## Available data:
Start
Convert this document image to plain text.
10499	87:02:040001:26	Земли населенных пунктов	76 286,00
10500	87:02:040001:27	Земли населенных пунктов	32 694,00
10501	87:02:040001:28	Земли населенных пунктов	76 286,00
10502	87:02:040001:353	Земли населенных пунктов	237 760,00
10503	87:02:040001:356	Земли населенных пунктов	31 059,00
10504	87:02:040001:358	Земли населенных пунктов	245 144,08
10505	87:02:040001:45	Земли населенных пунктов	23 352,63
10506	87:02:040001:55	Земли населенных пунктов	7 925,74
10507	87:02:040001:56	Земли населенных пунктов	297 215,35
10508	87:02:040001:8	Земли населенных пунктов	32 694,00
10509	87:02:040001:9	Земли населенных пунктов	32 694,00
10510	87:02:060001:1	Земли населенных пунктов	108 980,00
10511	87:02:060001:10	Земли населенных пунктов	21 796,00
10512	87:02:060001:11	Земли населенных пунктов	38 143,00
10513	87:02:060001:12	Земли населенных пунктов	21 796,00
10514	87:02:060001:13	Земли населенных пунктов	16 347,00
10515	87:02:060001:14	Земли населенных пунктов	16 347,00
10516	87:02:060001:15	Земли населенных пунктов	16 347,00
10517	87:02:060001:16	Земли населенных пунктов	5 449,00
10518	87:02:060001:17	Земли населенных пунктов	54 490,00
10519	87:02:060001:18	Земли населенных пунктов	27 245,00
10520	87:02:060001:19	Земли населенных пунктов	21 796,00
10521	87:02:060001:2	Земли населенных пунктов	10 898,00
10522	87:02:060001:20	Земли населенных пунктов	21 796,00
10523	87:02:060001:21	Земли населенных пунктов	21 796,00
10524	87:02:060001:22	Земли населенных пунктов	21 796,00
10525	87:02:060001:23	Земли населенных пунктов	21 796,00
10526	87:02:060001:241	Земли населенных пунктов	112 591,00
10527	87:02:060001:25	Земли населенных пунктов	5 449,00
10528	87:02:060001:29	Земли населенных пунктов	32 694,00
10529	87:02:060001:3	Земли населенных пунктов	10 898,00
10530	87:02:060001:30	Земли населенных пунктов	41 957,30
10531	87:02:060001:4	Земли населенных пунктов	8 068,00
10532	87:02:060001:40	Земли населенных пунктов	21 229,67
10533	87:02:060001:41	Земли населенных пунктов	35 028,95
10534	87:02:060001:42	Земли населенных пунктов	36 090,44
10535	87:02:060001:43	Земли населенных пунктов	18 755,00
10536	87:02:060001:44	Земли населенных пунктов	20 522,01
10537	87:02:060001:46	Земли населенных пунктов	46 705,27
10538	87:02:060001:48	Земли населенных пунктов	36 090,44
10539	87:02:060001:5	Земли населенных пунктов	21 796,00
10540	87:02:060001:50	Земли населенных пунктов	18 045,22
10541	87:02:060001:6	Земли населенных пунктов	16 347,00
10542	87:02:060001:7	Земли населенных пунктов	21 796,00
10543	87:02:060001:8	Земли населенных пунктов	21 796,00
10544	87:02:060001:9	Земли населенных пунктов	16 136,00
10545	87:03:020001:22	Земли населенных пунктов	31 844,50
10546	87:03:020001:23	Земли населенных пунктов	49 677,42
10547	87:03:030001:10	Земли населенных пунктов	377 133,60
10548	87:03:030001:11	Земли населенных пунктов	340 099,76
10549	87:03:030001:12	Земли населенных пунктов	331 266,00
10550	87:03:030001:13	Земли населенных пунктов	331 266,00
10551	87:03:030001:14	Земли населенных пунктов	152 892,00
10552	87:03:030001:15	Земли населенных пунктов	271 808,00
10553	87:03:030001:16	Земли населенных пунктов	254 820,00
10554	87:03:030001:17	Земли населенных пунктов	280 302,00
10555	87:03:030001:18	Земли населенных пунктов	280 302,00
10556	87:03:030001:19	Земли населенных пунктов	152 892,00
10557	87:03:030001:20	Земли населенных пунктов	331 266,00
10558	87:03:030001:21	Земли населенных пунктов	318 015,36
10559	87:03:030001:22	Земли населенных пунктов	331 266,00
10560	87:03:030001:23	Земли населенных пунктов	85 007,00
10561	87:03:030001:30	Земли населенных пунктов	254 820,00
End
## Written request:
Transcribe the whole listing exactly.

## Response to the task:
Convert this document image to plain text.
10499	87:02:040001:26	Земли населенных пунктов	76 286,00
10500	87:02:040001:27	Земли населенных пунктов	32 694,00
10501	87:02:040001:28	Земли населенных пунктов	76 286,00
10502	87:02:040001:353	Земли населенных пунктов	237 760,00
10503	87:02:040001:356	Земли населенных пунктов	31 059,00
10504	87:02:040001:358	Земли населенных пунктов	245 144,08
10505	87:02:040001:45	Земли населенных пунктов	23 352,63
10506	87:02:040001:55	Земли населенных пунктов	7 925,74
10507	87:02:040001:56	Земли населенных пунктов	297 215,35
10508	87:02:040001:8	Земли населенных пунктов	32 694,00
10509	87:02:040001:9	Земли населенных пунктов	32 694,00
10510	87:02:060001:1	Земли населенных пунктов	108 980,00
10511	87:02:060001:10	Земли населенных пунктов	21 796,00
10512	87:02:060001:11	Земли населенных пунктов	38 143,00
10513	87:02:060001:12	Земли населенных пунктов	21 796,00
10514	87:02:060001:13	Земли населенных пунктов	16 347,00
10515	87:02:060001:14	Земли населенных пунктов	16 347,00
10516	87:02:060001:15	Земли населенных пунктов	16 347,00
10517	87:02:060001:16	Земли населенных пунктов	5 449,00
10518	87:02:060001:17	Земли населенных пунктов	54 490,00
10519	87:02:060001:18	Земли населенных пунктов	27 245,00
10520	87:02:060001:19	Земли населенных пунктов	21 796,00
10521	87:02:060001:2	Земли населенных пунктов	10 898,00
10522	87:02:060001:20	Земли населенных пунктов	21 796,00
10523	87:02:060001:21	Земли населенных пунктов	21 796,00
10524	87:02:060001:22	Земли населенных пунктов	21 796,00
10525	87:02:060001:23	Земли населенных пунктов	21 796,00
10526	87:02:060001:241	Земли населенных пунктов	112 591,00
10527	87:02:060001:25	Земли населенных пунктов	5 449,00
10528	87:02:060001:29	Земли населенных пунктов	32 694,00
10529	87:02:060001:3	Земли населенных пунктов	10 898,00
10530	87:02:060001:30	Земли населенных пунктов	41 957,30
10531	87:02:060001:4	Земли населенных пунктов	8 068,00
10532	87:02:060001:40	Земли населенных пунктов	21 229,67
10533	87:02:060001:41	Земли населенных пунктов	35 028,95
10534	87:02:060001:42	Земли населенных пунктов	36 090,44
10535	87:02:060001:43	Земли населенных пунктов	18 755,00
10536	87:02:060001:44	Земли населенных пунктов	20 522,01
10537	87:02:060001:46	Земли населенных пунктов	46 705,27
10538	87:02:060001:48	Земли населенных пунктов	36 090,44
10539	87:02:060001:5	Земли населенных пунктов	21 796,00
10540	87:02:060001:50	Земли населенных пунктов	18 045,22
10541	87:02:060001:6	Земли населенных пунктов	16 347,00
10542	87:02:060001:7	Земли населенных пунктов	21 796,00
10543	87:02:060001:8	Земли населенных пунктов	21 796,00
10544	87:02:060001:9	Земли населенных пунктов	16 136,00
10545	87:03:020001:22	Земли населенных пунктов	31 844,50
10546	87:03:020001:23	Земли населенных пунктов	49 677,42
10547	87:03:030001:10	Земли населенных пунктов	377 133,60
10548	87:03:030001:11	Земли населенных пунктов	340 099,76
10549	87:03:030001:12	Земли населенных пунктов	331 266,00
10550	87:03:030001:13	Земли населенных пунктов	331 266,00
10551	87:03:030001:14	Земли населенных пунктов	152 892,00
10552	87:03:030001:15	Земли населенных пунктов	271 808,00
10553	87:03:030001:16	Земли населенных пунктов	254 820,00
10554	87:03:030001:17	Земли населенных пунктов	280 302,00
10555	87:03:030001:18	Земли населенных пунктов	280 302,00
10556	87:03:030001:19	Земли населенных пунктов	152 892,00
10557	87:03:030001:20	Земли населенных пунктов	331 266,00
10558	87:03:030001:21	Земли населенных пунктов	318 015,36
10559	87:03:030001:22	Земли населенных пунктов	331 266,00
10560	87:03:030001:23	Земли населенных пунктов	85 007,00
10561	87:03:030001:30	Земли населенных пунктов	254 820,00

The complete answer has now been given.